* **THE PROBLEM**
Set down all of the entries word for word, omitting the images they contain.
-- start DATA SHOWN --
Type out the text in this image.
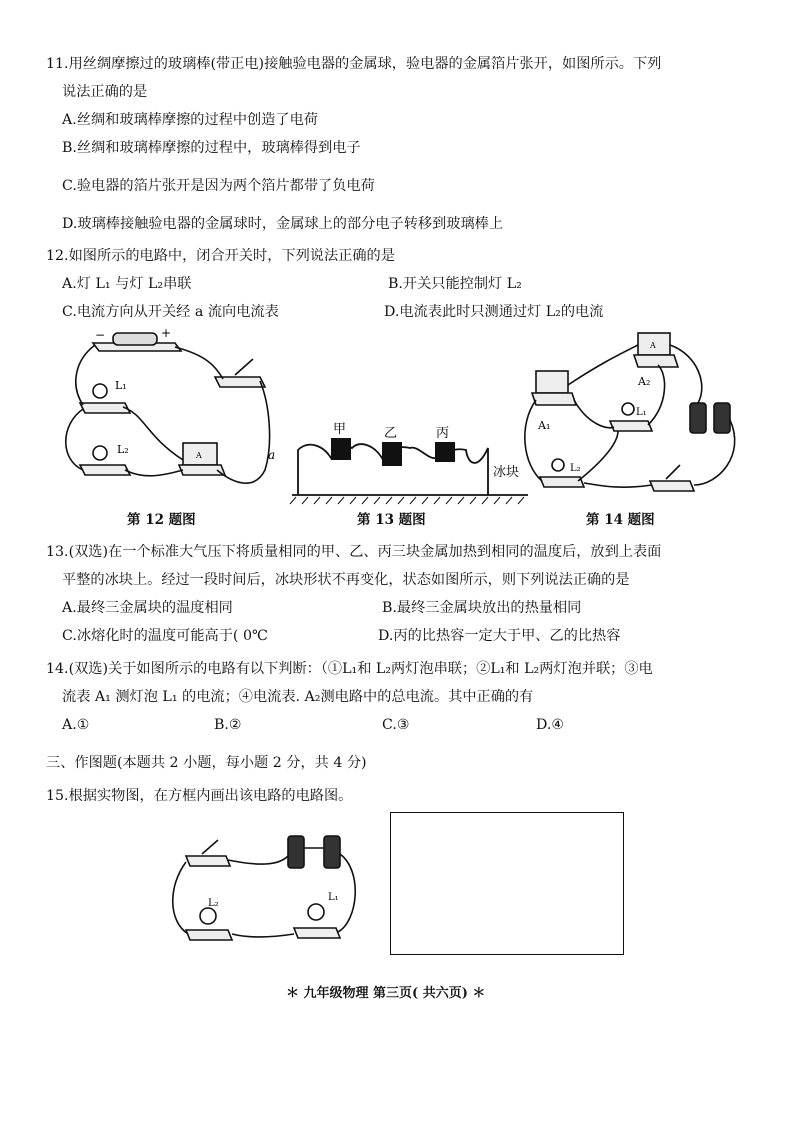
11.用丝绸摩擦过的玻璃棒(带正电)接触验电器的金属球，验电器的金属箔片张开，如图所示。下列
说法正确的是
A.丝绸和玻璃棒摩擦的过程中创造了电荷
B.丝绸和玻璃棒摩擦的过程中，玻璃棒得到电子
C.验电器的箔片张开是因为两个箔片都带了负电荷
D.玻璃棒接触验电器的金属球时，金属球上的部分电子转移到玻璃棒上
12.如图所示的电路中，闭合开关时，下列说法正确的是
A.灯 L₁ 与灯 L₂串联	B.开关只能控制灯 L₂
C.电流方向从开关经 a 流向电流表	D.电流表此时只测通过灯 L₂的电流
L₁
L₂	a
−	+
A
第 12 题图
甲	乙	丙
冰块
第 13 题图
A₂
A₁
L₁
L₂
A
第 14 题图
13.(双选)在一个标准大气压下将质量相同的甲、乙、丙三块金属加热到相同的温度后，放到上表面
平整的冰块上。经过一段时间后，冰块形状不再变化，状态如图所示，则下列说法正确的是
A.最终三金属块的温度相同	B.最终三金属块放出的热量相同
C.冰熔化时的温度可能高于( 0℃	D.丙的比热容一定大于甲、乙的比热容
14.(双选)关于如图所示的电路有以下判断：（①L₁和 L₂两灯泡串联；②L₁和 L₂两灯泡并联；③电
流表 A₁ 测灯泡 L₁ 的电流；④电流表. A₂测电路中的总电流。其中正确的有
A.①	B.②	C.③	D.④
三、作图题(本题共 2 小题，每小题 2 分，共 4 分)
15.根据实物图，在方框内画出该电路的电路图。
L₂
L₁
＊ 九年级物理 第三页( 共六页) ＊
-- end DATA SHOWN --
* **TASK SOLUTION**
Type out the text in this image.
11.用丝绸摩擦过的玻璃棒(带正电)接触验电器的金属球，验电器的金属箔片张开，如图所示。下列
说法正确的是
A.丝绸和玻璃棒摩擦的过程中创造了电荷
B.丝绸和玻璃棒摩擦的过程中，玻璃棒得到电子
C.验电器的箔片张开是因为两个箔片都带了负电荷
D.玻璃棒接触验电器的金属球时，金属球上的部分电子转移到玻璃棒上
12.如图所示的电路中，闭合开关时，下列说法正确的是
A.灯 L₁ 与灯 L₂串联	B.开关只能控制灯 L₂
C.电流方向从开关经 a 流向电流表	D.电流表此时只测通过灯 L₂的电流
L₁
L₂	a
−	+
A
第 12 题图
甲	乙	丙
冰块
第 13 题图
A₂
A₁
L₁
L₂
A
第 14 题图
13.(双选)在一个标准大气压下将质量相同的甲、乙、丙三块金属加热到相同的温度后，放到上表面
平整的冰块上。经过一段时间后，冰块形状不再变化，状态如图所示，则下列说法正确的是
A.最终三金属块的温度相同	B.最终三金属块放出的热量相同
C.冰熔化时的温度可能高于( 0℃	D.丙的比热容一定大于甲、乙的比热容
14.(双选)关于如图所示的电路有以下判断：（①L₁和 L₂两灯泡串联；②L₁和 L₂两灯泡并联；③电
流表 A₁ 测灯泡 L₁ 的电流；④电流表. A₂测电路中的总电流。其中正确的有
A.①	B.②	C.③	D.④
三、作图题(本题共 2 小题，每小题 2 分，共 4 分)
15.根据实物图，在方框内画出该电路的电路图。
L₂
L₁
＊ 九年级物理 第三页( 共六页) ＊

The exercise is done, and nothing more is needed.